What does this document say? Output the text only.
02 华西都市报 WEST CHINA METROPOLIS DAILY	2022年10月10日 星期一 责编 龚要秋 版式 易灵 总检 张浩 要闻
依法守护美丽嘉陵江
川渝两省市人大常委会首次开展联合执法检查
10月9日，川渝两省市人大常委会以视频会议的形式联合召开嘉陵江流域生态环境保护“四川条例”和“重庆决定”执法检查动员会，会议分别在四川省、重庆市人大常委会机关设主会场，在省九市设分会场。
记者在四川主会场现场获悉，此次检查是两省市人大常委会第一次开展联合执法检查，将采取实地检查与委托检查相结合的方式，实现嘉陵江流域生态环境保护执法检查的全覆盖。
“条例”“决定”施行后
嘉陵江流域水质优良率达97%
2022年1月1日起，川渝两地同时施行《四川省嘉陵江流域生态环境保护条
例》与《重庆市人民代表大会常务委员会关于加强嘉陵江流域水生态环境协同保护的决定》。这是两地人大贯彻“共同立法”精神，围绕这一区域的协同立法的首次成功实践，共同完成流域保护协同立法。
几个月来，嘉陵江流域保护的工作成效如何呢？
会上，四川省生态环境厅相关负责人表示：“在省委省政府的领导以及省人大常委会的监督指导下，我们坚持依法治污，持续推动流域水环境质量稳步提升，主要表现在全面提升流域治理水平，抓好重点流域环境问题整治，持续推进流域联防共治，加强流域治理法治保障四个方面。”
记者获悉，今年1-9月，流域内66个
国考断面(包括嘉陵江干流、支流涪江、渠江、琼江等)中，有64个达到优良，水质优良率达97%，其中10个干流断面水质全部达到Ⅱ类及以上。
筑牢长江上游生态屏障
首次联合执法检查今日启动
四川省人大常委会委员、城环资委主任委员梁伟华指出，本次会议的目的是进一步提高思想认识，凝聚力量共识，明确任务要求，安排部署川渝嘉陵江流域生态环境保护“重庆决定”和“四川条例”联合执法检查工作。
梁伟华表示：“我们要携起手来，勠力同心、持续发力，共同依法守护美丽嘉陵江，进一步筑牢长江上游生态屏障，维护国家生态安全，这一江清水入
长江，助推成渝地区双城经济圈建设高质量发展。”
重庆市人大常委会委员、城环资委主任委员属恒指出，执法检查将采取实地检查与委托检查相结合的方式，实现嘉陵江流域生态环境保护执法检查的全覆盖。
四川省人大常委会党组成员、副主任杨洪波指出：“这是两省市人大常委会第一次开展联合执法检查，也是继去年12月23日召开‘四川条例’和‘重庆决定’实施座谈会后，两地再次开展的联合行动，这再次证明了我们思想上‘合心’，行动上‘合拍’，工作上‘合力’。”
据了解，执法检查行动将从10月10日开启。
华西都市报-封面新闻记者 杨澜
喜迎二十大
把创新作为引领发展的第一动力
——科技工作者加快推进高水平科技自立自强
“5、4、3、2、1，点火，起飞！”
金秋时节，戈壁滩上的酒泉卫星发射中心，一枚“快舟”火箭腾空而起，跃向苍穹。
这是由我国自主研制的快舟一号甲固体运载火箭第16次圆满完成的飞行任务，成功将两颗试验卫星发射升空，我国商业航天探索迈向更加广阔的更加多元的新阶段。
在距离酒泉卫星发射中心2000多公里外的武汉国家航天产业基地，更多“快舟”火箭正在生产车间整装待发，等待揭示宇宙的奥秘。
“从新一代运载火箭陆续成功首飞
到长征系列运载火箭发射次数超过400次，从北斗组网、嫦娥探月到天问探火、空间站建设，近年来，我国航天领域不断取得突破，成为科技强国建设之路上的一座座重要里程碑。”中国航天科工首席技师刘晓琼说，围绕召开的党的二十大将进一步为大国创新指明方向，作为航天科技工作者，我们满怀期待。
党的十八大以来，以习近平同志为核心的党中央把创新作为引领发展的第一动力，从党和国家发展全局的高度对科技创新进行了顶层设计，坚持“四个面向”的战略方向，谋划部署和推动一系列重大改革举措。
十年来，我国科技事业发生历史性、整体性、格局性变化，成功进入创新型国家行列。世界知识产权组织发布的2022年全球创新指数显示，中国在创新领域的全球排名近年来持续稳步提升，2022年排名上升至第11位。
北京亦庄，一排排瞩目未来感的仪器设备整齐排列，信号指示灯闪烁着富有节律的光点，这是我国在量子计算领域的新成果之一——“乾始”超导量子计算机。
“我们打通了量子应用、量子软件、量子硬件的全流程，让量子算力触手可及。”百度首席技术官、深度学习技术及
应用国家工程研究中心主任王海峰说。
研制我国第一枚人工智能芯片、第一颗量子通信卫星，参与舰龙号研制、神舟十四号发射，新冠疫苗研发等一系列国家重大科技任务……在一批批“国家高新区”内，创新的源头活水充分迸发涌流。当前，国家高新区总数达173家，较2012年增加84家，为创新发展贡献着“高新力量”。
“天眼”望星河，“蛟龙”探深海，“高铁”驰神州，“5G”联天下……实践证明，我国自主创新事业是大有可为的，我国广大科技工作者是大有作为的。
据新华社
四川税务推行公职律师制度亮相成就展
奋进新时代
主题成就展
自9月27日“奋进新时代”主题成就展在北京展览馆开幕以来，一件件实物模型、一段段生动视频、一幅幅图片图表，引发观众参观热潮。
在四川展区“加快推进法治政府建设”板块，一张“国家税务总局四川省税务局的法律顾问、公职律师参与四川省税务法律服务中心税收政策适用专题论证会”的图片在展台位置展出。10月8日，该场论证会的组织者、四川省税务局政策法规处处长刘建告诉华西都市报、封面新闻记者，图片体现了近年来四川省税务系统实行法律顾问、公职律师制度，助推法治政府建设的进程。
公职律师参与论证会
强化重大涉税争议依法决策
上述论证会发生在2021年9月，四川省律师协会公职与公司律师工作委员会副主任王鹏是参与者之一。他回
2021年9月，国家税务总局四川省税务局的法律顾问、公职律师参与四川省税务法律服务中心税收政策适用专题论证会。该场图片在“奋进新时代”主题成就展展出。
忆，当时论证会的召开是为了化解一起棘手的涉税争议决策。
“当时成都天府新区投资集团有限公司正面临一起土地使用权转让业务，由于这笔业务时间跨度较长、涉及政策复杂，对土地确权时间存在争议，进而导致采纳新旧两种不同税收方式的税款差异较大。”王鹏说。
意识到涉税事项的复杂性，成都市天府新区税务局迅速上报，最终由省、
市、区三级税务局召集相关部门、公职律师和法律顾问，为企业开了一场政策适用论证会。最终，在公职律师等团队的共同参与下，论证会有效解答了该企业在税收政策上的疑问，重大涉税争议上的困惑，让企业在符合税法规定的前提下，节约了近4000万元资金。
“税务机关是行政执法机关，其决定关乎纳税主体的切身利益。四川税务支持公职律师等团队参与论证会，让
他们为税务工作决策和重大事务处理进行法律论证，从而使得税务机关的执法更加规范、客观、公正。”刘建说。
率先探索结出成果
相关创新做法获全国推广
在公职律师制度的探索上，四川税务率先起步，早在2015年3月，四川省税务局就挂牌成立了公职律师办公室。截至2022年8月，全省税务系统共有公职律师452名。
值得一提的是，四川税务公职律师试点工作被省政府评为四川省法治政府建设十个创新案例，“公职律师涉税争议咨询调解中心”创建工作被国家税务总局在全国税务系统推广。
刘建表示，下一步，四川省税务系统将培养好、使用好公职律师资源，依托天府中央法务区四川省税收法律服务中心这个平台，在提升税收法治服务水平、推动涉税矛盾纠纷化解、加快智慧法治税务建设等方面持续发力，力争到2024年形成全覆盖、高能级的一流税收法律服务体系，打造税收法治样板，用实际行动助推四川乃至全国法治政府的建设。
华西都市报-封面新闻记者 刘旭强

————————

DIRECTIONS – Copy each line of the data above that holds "重庆决定".

CORRECT OUTPUT –
10月9日，川渝两省市人大常委会以视频会议的形式联合召开嘉陵江流域生态环境保护“四川条例”和“重庆决定”执法检查动员会，会议分别在四川省、重庆市人大常委会机关设主会场，在省九市设分会场。
四川省人大常委会委员、城环资委主任委员梁伟华指出，本次会议的目的是进一步提高思想认识，凝聚力量共识，明确任务要求，安排部署川渝嘉陵江流域生态环境保护“重庆决定”和“四川条例”联合执法检查工作。
四川省人大常委会党组成员、副主任杨洪波指出：“这是两省市人大常委会第一次开展联合执法检查，也是继去年12月23日召开‘四川条例’和‘重庆决定’实施座谈会后，两地再次开展的联合行动，这再次证明了我们思想上‘合心’，行动上‘合拍’，工作上‘合力’。”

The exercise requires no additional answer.